** begin **

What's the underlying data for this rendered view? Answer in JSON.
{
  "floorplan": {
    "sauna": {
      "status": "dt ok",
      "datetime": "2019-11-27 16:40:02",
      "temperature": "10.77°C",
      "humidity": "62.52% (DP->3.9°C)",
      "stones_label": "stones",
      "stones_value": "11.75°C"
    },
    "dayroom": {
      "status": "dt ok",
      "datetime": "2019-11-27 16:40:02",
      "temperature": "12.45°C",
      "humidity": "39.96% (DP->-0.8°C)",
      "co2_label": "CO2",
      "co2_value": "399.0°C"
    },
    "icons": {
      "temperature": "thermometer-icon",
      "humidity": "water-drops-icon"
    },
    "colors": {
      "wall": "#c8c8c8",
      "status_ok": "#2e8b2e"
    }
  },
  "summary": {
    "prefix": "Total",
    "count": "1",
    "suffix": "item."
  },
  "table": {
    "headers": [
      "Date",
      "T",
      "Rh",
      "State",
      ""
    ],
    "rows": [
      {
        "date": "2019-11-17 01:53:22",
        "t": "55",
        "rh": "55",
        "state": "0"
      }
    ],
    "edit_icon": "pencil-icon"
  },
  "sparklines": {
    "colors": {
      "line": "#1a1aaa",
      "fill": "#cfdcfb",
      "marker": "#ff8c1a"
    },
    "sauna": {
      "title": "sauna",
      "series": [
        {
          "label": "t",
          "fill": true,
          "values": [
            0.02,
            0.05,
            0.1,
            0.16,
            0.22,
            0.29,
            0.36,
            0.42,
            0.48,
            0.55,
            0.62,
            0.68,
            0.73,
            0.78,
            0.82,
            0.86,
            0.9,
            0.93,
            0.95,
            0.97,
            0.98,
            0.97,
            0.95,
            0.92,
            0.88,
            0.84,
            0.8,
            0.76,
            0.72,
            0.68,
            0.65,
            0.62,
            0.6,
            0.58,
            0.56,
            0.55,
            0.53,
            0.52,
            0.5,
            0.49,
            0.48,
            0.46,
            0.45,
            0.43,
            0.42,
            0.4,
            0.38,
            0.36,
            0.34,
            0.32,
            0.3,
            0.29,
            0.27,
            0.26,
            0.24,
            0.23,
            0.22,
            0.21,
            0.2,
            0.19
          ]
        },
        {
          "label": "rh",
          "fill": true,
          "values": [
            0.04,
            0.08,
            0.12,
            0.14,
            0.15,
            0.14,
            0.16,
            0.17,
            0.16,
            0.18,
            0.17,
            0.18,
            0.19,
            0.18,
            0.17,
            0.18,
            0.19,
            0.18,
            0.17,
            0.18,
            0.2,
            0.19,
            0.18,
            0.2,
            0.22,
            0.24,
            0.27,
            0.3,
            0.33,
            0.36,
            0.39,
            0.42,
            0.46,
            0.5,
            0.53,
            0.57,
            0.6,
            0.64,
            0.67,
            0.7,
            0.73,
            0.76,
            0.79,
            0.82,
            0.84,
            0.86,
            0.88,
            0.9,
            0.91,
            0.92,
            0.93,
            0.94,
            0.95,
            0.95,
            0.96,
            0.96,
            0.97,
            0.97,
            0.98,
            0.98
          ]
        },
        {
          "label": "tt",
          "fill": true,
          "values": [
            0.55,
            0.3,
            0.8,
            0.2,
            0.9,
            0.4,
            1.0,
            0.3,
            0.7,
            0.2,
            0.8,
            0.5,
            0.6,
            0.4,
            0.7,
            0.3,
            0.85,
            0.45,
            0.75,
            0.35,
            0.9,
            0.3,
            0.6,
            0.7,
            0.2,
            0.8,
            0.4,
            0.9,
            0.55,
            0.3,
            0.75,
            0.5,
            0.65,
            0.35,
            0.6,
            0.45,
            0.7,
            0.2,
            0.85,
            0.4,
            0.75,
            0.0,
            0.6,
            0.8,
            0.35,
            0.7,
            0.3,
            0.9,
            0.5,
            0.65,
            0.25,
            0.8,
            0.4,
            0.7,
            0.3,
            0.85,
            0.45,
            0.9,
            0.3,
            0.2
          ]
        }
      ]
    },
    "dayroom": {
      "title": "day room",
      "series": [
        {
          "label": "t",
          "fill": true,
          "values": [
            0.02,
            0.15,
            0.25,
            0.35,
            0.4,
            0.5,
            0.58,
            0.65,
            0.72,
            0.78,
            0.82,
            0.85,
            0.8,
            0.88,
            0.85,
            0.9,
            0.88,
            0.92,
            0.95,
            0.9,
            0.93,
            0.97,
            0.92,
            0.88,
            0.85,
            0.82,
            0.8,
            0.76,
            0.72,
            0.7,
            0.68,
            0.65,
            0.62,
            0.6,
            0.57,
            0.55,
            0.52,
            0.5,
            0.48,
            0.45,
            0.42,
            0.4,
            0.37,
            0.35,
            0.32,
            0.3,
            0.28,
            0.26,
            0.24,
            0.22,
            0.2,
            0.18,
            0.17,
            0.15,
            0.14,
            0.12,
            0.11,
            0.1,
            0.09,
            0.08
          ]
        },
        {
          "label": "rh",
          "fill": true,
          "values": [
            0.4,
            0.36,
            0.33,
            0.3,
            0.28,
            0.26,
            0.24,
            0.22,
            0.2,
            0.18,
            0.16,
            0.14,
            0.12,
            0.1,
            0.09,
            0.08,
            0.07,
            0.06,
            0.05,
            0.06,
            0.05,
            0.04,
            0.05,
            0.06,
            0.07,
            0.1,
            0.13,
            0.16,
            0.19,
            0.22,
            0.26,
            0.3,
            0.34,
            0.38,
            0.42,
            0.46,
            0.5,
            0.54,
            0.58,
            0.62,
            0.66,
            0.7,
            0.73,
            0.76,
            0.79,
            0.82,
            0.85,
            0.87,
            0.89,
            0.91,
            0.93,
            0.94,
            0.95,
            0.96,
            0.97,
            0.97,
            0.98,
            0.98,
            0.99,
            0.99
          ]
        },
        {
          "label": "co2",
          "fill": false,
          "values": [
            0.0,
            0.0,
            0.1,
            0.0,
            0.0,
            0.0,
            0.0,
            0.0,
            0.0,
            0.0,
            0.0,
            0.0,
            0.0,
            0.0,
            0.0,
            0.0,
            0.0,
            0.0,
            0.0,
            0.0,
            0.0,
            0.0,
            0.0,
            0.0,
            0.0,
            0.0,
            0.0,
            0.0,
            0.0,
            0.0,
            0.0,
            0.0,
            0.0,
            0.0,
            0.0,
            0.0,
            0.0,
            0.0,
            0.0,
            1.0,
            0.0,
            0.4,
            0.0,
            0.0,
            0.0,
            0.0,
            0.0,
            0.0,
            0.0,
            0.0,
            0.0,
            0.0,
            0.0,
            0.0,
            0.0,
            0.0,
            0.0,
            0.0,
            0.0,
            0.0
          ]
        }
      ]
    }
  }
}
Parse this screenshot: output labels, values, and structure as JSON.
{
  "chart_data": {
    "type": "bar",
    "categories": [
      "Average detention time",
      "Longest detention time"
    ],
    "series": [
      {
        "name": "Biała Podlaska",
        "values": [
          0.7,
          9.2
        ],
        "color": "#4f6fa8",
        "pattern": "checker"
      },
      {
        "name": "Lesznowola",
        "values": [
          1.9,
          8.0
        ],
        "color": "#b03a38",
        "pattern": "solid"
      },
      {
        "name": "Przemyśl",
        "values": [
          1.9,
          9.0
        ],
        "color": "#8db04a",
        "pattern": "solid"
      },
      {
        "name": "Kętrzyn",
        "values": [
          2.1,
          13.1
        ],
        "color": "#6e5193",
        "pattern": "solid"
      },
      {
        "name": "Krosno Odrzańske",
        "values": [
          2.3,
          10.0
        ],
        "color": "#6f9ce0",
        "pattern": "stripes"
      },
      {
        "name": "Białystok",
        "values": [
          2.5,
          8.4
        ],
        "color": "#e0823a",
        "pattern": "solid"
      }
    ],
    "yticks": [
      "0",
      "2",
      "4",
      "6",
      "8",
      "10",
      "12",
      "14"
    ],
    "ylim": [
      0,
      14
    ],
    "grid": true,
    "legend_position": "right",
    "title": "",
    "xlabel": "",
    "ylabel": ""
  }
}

** end **

- TASK STATEMENT: How many lines in the records above contain the word "this"? Reply with the number alone.

- SOLVED EXERCISE: 2